The records below are to be copied word for word, with every picture left out.

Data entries
◆ ◆ ◆ ◆

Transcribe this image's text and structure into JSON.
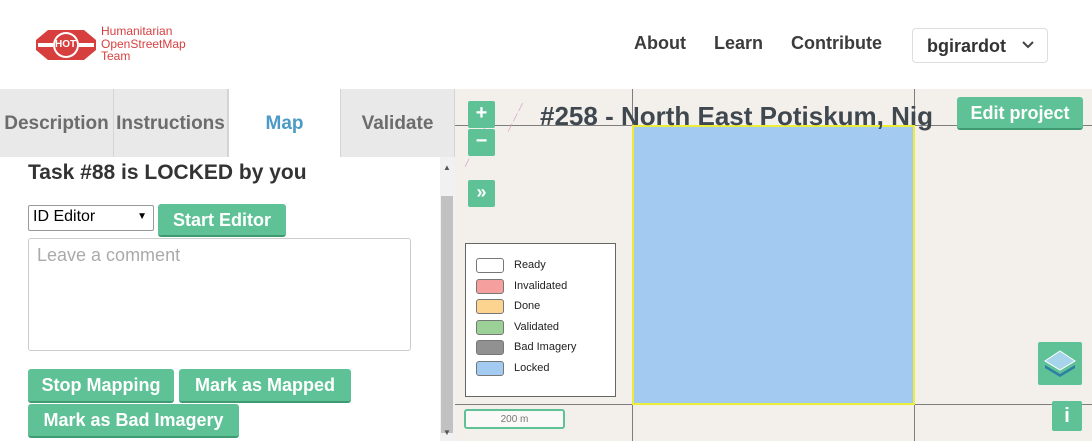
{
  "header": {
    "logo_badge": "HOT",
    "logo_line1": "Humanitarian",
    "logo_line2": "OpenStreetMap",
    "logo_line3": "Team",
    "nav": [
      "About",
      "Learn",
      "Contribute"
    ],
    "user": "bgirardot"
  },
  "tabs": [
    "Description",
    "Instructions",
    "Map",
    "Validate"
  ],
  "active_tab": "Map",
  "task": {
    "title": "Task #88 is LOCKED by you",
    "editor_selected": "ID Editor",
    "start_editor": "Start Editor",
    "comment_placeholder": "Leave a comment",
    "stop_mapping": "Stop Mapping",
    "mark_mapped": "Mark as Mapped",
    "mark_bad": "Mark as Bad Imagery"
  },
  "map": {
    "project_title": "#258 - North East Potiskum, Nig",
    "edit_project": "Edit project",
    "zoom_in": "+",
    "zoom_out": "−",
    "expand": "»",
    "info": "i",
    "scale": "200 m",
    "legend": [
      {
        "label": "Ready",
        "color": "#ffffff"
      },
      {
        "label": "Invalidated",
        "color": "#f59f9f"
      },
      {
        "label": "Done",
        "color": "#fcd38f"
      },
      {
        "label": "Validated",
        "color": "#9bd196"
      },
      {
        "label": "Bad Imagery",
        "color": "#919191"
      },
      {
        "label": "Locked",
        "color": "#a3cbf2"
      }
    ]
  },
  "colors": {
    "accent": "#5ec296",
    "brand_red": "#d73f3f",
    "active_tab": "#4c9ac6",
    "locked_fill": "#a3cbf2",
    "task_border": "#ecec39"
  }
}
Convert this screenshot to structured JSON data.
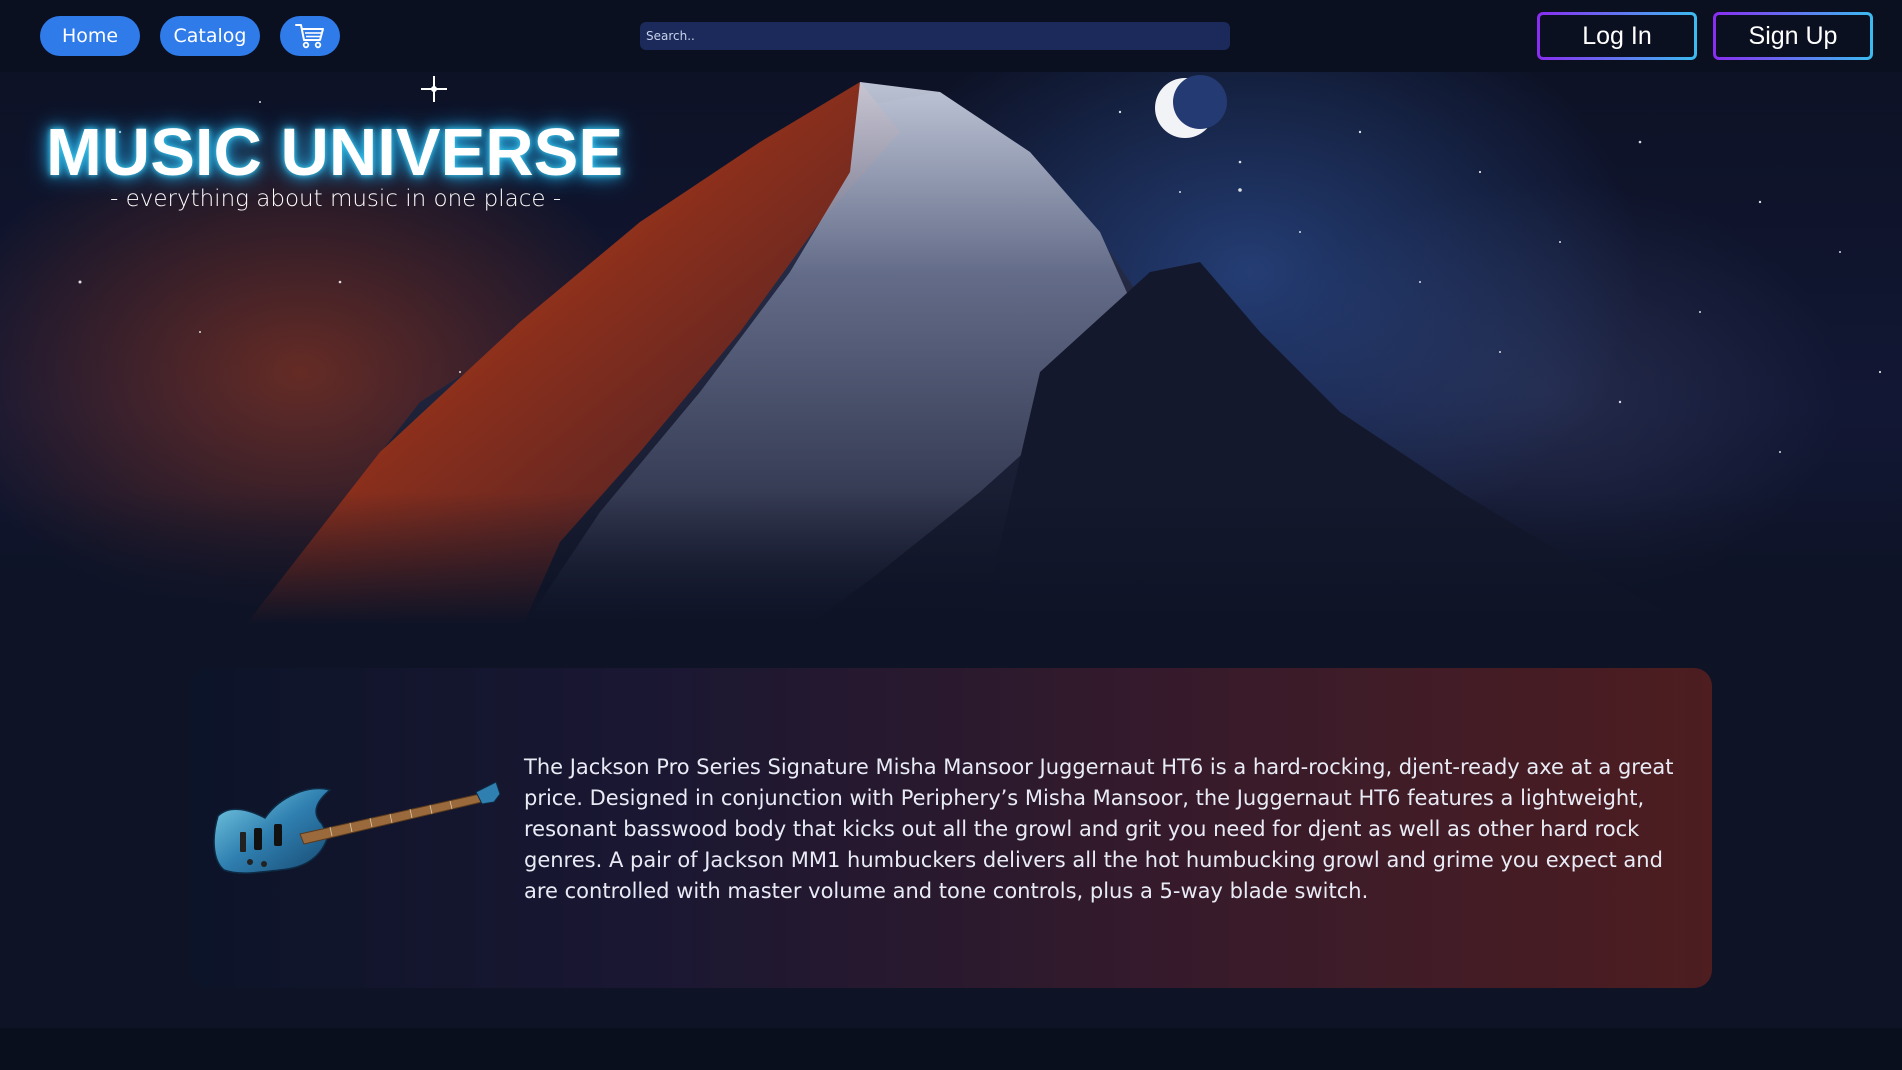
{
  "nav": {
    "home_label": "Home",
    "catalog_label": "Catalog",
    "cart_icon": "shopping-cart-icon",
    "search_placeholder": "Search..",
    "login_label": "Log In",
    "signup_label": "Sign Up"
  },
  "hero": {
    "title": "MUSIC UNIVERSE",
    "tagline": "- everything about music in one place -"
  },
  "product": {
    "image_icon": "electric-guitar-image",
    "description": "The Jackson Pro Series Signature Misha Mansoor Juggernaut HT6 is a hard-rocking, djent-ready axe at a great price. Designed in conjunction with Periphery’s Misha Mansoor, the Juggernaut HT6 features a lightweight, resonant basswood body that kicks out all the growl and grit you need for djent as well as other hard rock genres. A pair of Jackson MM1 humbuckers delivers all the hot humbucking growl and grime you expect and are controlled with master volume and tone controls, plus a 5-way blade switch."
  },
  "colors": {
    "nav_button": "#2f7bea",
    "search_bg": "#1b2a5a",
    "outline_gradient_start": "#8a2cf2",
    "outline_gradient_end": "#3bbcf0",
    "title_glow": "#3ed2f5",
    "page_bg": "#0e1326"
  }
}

◆ ◆ ◆ ◆

• [REPLY]
Transcribe this image's text and structure into JSON.
{
  "header": {
    "logo_badge": "HOT",
    "logo_line1": "Humanitarian",
    "logo_line2": "OpenStreetMap",
    "logo_line3": "Team",
    "nav": [
      "About",
      "Learn",
      "Contribute"
    ],
    "user": "bgirardot"
  },
  "tabs": [
    "Description",
    "Instructions",
    "Map",
    "Validate"
  ],
  "active_tab": "Map",
  "task": {
    "title": "Task #88 is LOCKED by you",
    "editor_selected": "ID Editor",
    "start_editor": "Start Editor",
    "comment_placeholder": "Leave a comment",
    "stop_mapping": "Stop Mapping",
    "mark_mapped": "Mark as Mapped",
    "mark_bad": "Mark as Bad Imagery"
  },
  "map": {
    "project_title": "#258 - North East Potiskum, Nig",
    "edit_project": "Edit project",
    "zoom_in": "+",
    "zoom_out": "−",
    "expand": "»",
    "info": "i",
    "scale": "200 m",
    "legend": [
      {
        "label": "Ready",
        "color": "#ffffff"
      },
      {
        "label": "Invalidated",
        "color": "#f59f9f"
      },
      {
        "label": "Done",
        "color": "#fcd38f"
      },
      {
        "label": "Validated",
        "color": "#9bd196"
      },
      {
        "label": "Bad Imagery",
        "color": "#919191"
      },
      {
        "label": "Locked",
        "color": "#a3cbf2"
      }
    ]
  },
  "colors": {
    "accent": "#5ec296",
    "brand_red": "#d73f3f",
    "active_tab": "#4c9ac6",
    "locked_fill": "#a3cbf2",
    "task_border": "#ecec39"
  }
}
Convert this screenshot to structured JSON data.
{
  "nav": {
    "home_label": "Home",
    "catalog_label": "Catalog",
    "cart_icon": "shopping-cart-icon",
    "search_placeholder": "Search..",
    "login_label": "Log In",
    "signup_label": "Sign Up"
  },
  "hero": {
    "title": "MUSIC UNIVERSE",
    "tagline": "- everything about music in one place -"
  },
  "product": {
    "image_icon": "electric-guitar-image",
    "description": "The Jackson Pro Series Signature Misha Mansoor Juggernaut HT6 is a hard-rocking, djent-ready axe at a great price. Designed in conjunction with Periphery’s Misha Mansoor, the Juggernaut HT6 features a lightweight, resonant basswood body that kicks out all the growl and grit you need for djent as well as other hard rock genres. A pair of Jackson MM1 humbuckers delivers all the hot humbucking growl and grime you expect and are controlled with master volume and tone controls, plus a 5-way blade switch."
  },
  "colors": {
    "nav_button": "#2f7bea",
    "search_bg": "#1b2a5a",
    "outline_gradient_start": "#8a2cf2",
    "outline_gradient_end": "#3bbcf0",
    "title_glow": "#3ed2f5",
    "page_bg": "#0e1326"
  }
}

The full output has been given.